[Consegna]
Trasforma in elenco numerato il tratto di voci che va dall'inizio fino alla riga con "chart-title: Females (10, 14, 131, 47)", inclusa. Tralascia le righe vuote.
________________
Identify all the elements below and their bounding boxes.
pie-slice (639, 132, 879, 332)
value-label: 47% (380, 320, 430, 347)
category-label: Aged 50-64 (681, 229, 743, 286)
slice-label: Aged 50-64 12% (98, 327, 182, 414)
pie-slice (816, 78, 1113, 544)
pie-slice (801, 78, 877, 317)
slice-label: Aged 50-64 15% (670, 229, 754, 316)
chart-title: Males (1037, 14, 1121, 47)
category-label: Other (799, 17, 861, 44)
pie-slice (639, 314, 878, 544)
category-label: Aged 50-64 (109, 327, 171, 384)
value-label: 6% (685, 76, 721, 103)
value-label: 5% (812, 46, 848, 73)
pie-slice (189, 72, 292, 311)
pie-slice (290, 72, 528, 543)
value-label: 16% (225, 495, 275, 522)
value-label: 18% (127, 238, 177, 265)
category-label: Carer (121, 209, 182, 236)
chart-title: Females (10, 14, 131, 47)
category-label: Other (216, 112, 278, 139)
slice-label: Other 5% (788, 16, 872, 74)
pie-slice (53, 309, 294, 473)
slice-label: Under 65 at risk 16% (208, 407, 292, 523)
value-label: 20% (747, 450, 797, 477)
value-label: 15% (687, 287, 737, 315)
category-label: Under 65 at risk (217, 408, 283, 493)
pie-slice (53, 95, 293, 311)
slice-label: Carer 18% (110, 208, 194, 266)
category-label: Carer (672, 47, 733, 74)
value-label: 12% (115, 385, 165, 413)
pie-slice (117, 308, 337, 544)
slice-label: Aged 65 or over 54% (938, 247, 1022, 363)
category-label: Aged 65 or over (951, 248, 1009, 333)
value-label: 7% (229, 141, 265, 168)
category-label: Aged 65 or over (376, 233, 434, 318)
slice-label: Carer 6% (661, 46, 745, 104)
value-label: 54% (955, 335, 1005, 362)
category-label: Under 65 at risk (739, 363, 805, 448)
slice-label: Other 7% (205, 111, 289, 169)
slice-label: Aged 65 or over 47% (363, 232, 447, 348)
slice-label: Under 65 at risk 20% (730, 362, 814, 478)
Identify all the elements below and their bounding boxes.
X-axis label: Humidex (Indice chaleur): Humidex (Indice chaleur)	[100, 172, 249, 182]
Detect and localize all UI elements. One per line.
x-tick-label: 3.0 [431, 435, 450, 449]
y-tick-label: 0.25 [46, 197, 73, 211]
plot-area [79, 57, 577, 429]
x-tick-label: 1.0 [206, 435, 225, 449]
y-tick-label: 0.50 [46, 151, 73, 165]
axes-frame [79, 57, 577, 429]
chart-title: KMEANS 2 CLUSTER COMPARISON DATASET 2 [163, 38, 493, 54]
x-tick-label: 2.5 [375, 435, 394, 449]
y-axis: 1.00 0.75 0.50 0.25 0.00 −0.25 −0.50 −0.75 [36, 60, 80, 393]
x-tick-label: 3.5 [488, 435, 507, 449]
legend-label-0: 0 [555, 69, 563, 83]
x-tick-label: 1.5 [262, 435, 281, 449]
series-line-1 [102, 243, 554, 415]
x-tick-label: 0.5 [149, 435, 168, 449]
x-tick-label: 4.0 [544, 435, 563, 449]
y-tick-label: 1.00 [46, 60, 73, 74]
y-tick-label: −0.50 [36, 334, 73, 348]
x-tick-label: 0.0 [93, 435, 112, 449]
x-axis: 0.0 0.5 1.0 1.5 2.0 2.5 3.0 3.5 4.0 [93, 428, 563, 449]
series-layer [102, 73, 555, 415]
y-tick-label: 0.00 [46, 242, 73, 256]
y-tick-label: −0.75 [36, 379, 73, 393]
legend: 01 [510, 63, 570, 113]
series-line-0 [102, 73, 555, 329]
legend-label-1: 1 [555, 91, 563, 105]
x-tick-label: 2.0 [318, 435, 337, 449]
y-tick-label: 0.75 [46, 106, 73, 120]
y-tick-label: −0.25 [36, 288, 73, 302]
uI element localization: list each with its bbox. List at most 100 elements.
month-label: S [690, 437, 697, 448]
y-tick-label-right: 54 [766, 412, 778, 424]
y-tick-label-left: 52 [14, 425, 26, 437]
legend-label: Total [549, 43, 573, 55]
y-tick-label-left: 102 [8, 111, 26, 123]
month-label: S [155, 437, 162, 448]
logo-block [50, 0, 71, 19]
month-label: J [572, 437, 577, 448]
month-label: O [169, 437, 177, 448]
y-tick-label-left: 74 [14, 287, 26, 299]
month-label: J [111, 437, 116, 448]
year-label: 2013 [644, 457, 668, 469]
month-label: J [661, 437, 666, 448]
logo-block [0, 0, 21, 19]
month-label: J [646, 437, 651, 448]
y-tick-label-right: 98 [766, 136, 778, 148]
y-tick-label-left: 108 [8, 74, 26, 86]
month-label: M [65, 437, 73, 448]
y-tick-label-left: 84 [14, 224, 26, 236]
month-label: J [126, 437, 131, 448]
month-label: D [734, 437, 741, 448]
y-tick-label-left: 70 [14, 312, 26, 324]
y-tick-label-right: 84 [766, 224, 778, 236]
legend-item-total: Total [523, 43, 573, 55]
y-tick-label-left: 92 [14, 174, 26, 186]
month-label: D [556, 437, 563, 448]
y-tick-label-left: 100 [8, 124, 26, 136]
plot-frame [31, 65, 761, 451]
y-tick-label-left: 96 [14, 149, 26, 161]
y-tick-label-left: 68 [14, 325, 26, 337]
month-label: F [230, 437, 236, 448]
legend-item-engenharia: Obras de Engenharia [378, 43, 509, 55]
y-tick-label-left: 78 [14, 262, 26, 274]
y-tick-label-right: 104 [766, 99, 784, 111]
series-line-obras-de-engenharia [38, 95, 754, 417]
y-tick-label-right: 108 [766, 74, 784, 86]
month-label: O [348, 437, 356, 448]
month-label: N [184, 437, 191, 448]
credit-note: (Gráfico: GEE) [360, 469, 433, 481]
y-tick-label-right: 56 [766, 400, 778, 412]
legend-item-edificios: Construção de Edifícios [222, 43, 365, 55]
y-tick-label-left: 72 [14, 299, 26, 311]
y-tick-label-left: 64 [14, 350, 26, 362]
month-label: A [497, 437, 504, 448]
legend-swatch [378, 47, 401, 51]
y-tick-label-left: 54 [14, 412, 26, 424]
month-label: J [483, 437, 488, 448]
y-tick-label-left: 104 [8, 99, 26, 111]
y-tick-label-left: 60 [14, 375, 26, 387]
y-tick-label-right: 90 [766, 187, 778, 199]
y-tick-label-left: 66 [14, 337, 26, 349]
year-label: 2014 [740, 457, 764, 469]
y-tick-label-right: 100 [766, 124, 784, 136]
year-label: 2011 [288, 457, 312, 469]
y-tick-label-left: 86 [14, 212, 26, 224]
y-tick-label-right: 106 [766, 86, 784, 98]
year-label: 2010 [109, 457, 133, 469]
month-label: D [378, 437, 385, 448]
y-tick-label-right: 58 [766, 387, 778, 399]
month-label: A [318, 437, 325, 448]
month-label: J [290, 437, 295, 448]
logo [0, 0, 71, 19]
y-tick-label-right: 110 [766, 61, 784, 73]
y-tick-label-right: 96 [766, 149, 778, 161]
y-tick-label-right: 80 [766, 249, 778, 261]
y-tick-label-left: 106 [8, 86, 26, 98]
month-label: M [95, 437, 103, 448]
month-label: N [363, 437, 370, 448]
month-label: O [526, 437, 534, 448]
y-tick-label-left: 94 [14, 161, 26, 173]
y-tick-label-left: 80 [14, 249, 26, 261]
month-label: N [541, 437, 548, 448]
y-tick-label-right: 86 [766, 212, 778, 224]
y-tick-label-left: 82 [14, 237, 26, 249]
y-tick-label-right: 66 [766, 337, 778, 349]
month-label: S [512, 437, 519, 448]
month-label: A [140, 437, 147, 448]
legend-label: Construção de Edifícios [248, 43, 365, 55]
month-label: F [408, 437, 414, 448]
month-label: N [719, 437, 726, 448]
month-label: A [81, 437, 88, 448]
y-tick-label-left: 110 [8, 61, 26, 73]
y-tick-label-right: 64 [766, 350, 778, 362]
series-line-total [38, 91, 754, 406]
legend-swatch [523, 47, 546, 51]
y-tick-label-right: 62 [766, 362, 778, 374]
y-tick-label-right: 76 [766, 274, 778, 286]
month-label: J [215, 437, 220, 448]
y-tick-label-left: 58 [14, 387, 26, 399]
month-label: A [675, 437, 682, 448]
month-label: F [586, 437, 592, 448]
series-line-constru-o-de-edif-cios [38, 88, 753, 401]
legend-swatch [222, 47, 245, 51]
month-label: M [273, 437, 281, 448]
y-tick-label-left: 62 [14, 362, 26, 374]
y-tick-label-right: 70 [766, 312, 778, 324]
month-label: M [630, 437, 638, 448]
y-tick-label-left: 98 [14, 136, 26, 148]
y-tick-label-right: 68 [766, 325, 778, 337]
________________
[Soluzione]
1. Identify all the elements below and their bounding boxes.
2. pie-slice (639, 132, 879, 332)
3. value-label: 47% (380, 320, 430, 347)
4. category-label: Aged 50-64 (681, 229, 743, 286)
5. slice-label: Aged 50-64 12% (98, 327, 182, 414)
6. pie-slice (816, 78, 1113, 544)
7. pie-slice (801, 78, 877, 317)
8. slice-label: Aged 50-64 15% (670, 229, 754, 316)
9. chart-title: Males (1037, 14, 1121, 47)
10. category-label: Other (799, 17, 861, 44)
11. pie-slice (639, 314, 878, 544)
12. category-label: Aged 50-64 (109, 327, 171, 384)
13. value-label: 6% (685, 76, 721, 103)
14. value-label: 5% (812, 46, 848, 73)
15. pie-slice (189, 72, 292, 311)
16. pie-slice (290, 72, 528, 543)
17. value-label: 16% (225, 495, 275, 522)
18. value-label: 18% (127, 238, 177, 265)
19. category-label: Carer (121, 209, 182, 236)
20. chart-title: Females (10, 14, 131, 47)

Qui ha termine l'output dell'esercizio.